----- ESTRATTO -----

L’acquisizione deleddiana “irriflessa”
delle leggi psichiche del profondo, così come il confronto con gli
scrittori europei, si articola insomma nei rilievi di Zanzotto in due
momenti: prima per somiglianza e poi contrastivamente. Il movimento
costante della tesi su Deledda si direbbe consista dunque in una sorta
di stop and go: grazie al quale si riconosce alla narratrice
sarda la forza disvelante e visionaria dei grandi scrittori che hanno
fondato la coscienza della modernità (da Baudelaire a Rimbaud, da
Dostoevskij a Proust) solo grazie alla funzione “salvacondotto”
dell’attenuazione che ne limita la portata entro coordinate istintive,
inconsapevoli, arretrate o provinciali.
III. La terza fra le costanti
“promettenti” della tesi riguarda il paesaggio e l’infanzia, cioè due
tra i nuclei tematici ossessivamente più presenti nell’intera scrittura
di Zanzotto maturo. Significativamente in queste zone del suo elaborato,
egli entra in polemica con Croce e con l’idea, diffusa nella critica
crociana, che la lettura di un testo debba basarsi sulla distinzione del
non estetico dall’autentica poesia di un autore:
Ci fu un tempo in
cui ci si affannò a mostrare che il problema se la Deledda abbia o no
interpretato la Sardegna ha ben poco a che vedere con la sua arte:
infatti la descrizione della realtà sarda sarebbe problema interessante
più per la geografia, la storia o la folkloristica che l’arte.
Interprete massimo il Croce. (p. 14)

----- ESTRATTI DAL DATASET -----

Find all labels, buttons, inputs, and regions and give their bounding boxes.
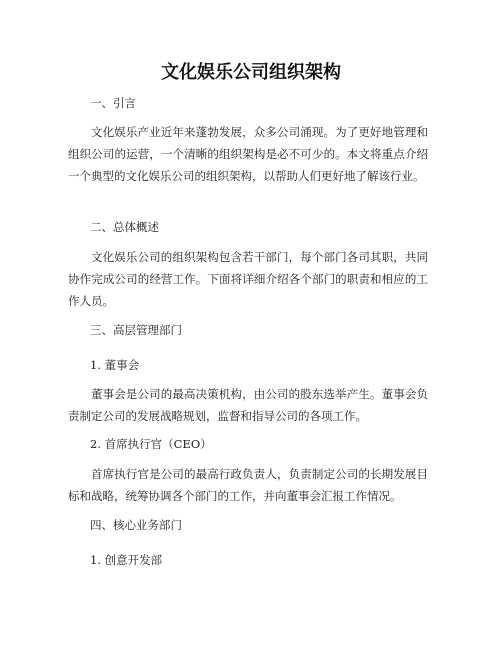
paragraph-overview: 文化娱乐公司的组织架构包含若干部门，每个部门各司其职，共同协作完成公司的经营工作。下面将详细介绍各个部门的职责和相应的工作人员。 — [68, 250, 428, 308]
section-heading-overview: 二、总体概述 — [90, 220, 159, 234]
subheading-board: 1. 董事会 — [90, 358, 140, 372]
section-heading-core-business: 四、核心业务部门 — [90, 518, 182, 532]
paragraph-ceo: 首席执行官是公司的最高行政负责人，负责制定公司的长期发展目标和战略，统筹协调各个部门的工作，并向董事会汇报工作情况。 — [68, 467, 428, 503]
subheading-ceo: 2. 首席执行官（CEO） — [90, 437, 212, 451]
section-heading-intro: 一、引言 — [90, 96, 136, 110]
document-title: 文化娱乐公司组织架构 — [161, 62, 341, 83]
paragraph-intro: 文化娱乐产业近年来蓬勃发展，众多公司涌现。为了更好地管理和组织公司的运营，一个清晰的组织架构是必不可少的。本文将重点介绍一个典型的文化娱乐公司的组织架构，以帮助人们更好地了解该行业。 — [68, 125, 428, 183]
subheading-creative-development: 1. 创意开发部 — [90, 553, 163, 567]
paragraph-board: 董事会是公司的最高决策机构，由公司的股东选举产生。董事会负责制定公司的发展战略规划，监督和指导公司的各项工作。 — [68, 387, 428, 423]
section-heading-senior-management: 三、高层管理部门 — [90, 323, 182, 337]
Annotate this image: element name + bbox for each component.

-----
----- ESTRATTI DAL DATASET -----

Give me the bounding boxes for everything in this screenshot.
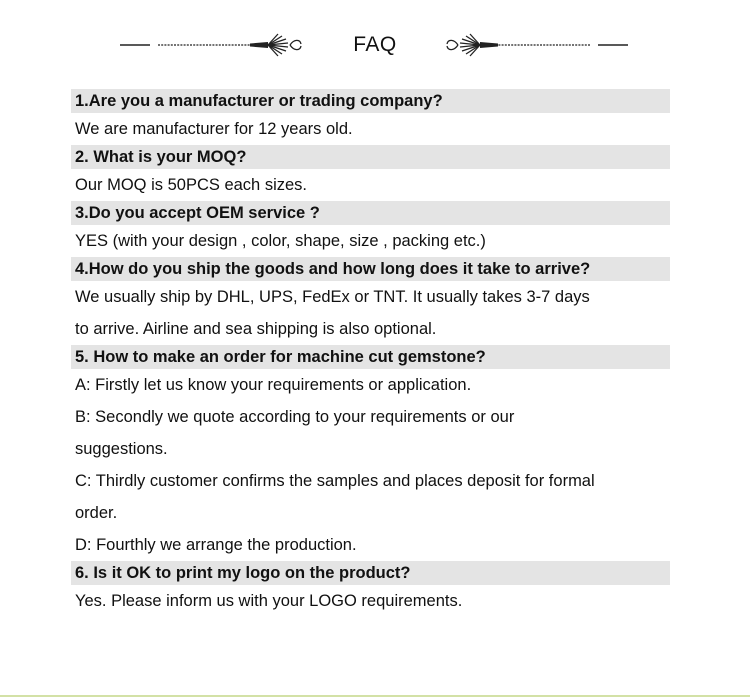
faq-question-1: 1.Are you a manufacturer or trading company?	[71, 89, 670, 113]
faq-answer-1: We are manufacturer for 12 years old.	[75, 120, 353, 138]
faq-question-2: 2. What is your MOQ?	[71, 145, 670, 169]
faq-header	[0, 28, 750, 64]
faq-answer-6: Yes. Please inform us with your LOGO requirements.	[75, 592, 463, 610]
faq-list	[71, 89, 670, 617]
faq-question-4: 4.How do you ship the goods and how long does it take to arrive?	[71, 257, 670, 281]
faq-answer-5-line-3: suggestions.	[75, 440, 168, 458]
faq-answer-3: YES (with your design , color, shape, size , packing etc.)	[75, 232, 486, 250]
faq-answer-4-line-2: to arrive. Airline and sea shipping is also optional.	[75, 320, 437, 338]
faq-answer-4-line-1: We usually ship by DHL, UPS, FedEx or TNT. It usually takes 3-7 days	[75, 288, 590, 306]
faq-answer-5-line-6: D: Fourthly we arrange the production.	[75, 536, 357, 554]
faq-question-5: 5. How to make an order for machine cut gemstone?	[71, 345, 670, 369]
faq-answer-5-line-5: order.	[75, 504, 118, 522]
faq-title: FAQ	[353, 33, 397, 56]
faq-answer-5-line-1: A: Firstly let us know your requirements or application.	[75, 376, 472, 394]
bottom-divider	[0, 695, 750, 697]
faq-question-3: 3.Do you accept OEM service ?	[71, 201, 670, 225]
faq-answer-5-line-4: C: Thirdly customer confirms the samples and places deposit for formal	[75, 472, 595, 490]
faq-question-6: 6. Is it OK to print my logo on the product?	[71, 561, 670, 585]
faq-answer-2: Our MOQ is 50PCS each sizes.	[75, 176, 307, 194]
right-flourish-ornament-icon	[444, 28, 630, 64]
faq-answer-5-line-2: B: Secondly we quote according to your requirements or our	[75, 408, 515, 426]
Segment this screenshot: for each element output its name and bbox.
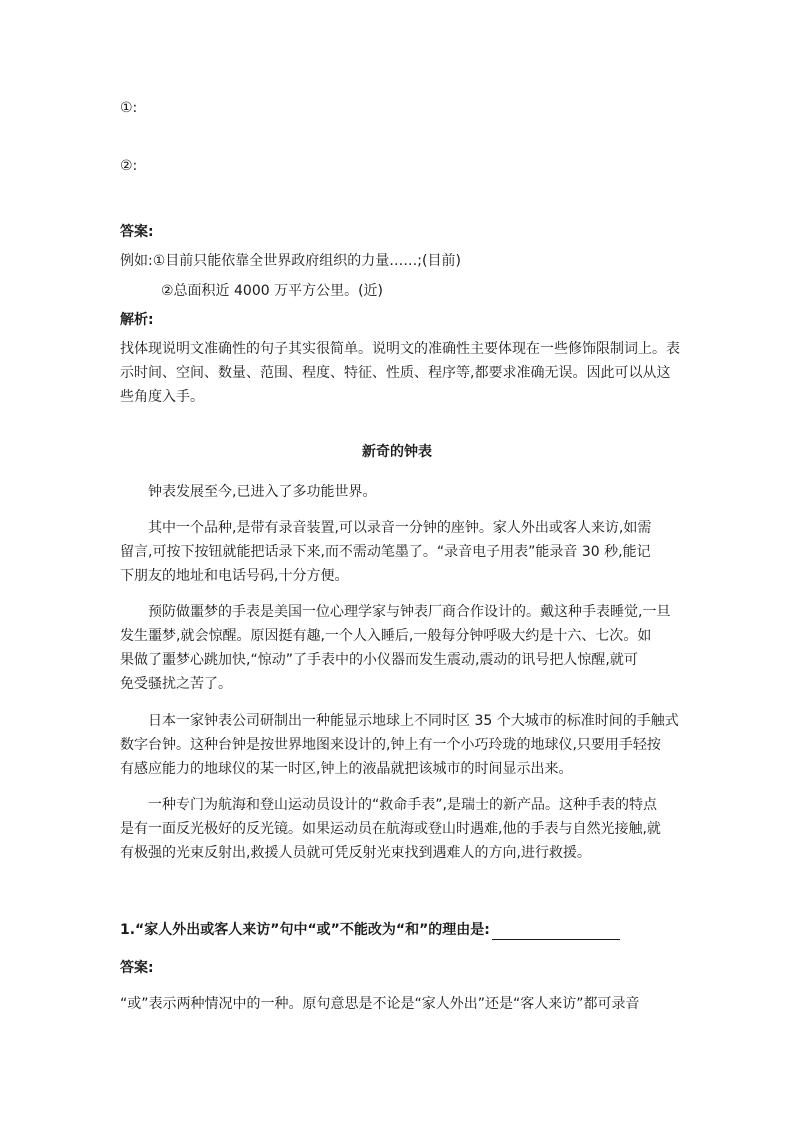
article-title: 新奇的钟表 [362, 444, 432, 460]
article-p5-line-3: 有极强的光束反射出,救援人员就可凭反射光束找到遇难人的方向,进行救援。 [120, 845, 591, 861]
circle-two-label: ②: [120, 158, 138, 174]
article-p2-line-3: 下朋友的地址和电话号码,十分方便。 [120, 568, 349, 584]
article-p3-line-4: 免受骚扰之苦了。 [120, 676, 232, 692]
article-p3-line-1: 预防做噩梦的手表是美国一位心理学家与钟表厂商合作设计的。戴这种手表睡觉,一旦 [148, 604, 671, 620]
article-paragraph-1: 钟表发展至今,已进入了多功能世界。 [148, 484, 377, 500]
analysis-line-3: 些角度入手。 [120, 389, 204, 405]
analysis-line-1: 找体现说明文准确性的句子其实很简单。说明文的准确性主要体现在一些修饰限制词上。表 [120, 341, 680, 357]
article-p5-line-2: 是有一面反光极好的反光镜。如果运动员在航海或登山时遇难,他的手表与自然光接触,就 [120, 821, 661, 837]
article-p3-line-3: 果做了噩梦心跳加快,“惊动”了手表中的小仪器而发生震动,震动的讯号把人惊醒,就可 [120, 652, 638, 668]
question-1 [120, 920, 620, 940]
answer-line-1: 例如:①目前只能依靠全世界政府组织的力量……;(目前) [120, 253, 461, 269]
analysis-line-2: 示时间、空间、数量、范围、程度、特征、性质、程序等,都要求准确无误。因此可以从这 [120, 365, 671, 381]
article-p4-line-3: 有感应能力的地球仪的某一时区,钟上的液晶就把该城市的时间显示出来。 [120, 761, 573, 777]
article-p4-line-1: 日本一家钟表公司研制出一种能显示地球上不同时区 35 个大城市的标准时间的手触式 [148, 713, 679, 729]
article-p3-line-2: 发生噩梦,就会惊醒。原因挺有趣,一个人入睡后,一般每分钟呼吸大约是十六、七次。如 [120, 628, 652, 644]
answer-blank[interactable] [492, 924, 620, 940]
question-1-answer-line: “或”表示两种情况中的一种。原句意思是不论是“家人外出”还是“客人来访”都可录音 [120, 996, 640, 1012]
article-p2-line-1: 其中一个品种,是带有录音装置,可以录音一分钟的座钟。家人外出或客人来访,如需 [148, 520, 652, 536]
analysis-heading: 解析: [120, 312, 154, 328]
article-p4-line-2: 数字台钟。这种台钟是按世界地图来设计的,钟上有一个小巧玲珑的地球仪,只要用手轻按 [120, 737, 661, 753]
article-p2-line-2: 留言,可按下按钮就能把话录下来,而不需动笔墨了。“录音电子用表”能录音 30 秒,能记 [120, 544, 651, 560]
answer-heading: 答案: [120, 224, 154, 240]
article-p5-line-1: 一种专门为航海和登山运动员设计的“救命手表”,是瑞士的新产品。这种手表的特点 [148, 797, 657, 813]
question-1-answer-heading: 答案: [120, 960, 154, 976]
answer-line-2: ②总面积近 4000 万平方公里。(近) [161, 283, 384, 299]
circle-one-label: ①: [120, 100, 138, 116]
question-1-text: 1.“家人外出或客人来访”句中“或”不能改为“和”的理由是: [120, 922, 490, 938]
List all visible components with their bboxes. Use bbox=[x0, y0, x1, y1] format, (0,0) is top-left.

-----

§ COMPITI ED ESERCIZI:
1) Indica se ciascuna affermazione concorda con il brano sulla tesi di Zanzotto, rispondendo sì o no e citando le parole del brano che lo dimostrano. (a) Il confronto con gli scrittori europei si articola in due momenti. (b) Paesaggio e infanzia sono temi poco presenti nella scrittura di Zanzotto maturo. (c) Zanzotto condivide l'impostazione critica di Croce.
2) Prosegui il brano sulla tesi di Zanzotto a partire dall'ultima frase riportata.

§ RISPOSTE AGLI ESERCIZI:
1)
(a) Sì: «si articola insomma nei rilievi di Zanzotto in due momenti: prima per somiglianza e poi contrastivamente».
(b) No: «due tra i nuclei tematici ossessivamente più presenti nell’intera scrittura di Zanzotto maturo».
(c) No: «egli entra in polemica con Croce».

2)
Per Zanzotto, invece, il dato concreto
della perifericità insulare e del paesaggio specifico è figura
indispensabile della scrittura deleddiana, valorizzata proprio in quanto
capace di dar conto, più di ogni trattato etnografico, della vita
periferica, materiale e simbolica, e della cultura sarda:
Verissimo tutto ciò:
ma si deve riconoscere che prescindendo dalla ‘sardità’ dell’animo
deleddiano, non si arriverà mai a capirne l’arte. D’altra parte poi non è
vero affatto che la Sardegna si debba ‘conoscere’ solo attraverso la
‘storia’ e la ‘geografia’. Noi conosciamo l’essenza dell’italianità
attraverso le opere dei grandi italiani, così la più vera e profonda
manifestazione dell’anima sarda si avrà per l’appunto nell’arte della
sarda Deledda. E non è proprio quest’anima sarda che noi cerchiamo di
conoscere della Sardegna, come quella che ne ha creato la particolare
forma di vita, di storia, di civiltà? Nessun trattato di storia o di
folkloristica sarda mi farà capire la Sardegna come un romanzo della
Deledda. Ma ciò naturalmente interesserebbe poco il crociano puro, che
pretende di librarsi, nei suoi giudizi, al di sopra della storia e della
realtà. (14)
L’ultima fase della scrittura di Deledda
è altresì valorizzata per la comparsa di un genere ibrido come
l’autobiografia che permette l’irruzione della tematica dell’infanzia.
In questa zona conclusiva della tesi, in cui il giovane laureando (senza
aver ancora ovviamente acquisito la nozione saussuriana del segno o la
teoria lacaniana del significante) si concede le incursioni più
originali, relative alla geologia della psiche umana e al suo intimo
legame con il linguaggio, tema cardinale della scrittura di Zanzotto nei
decenni avvenire.
Ma negli ultimi
tempi ella comincia ad interessarsi di fanciulli e di animali, di esseri
cioè che vivono al di qua di questo mondo profondamente umano.(…).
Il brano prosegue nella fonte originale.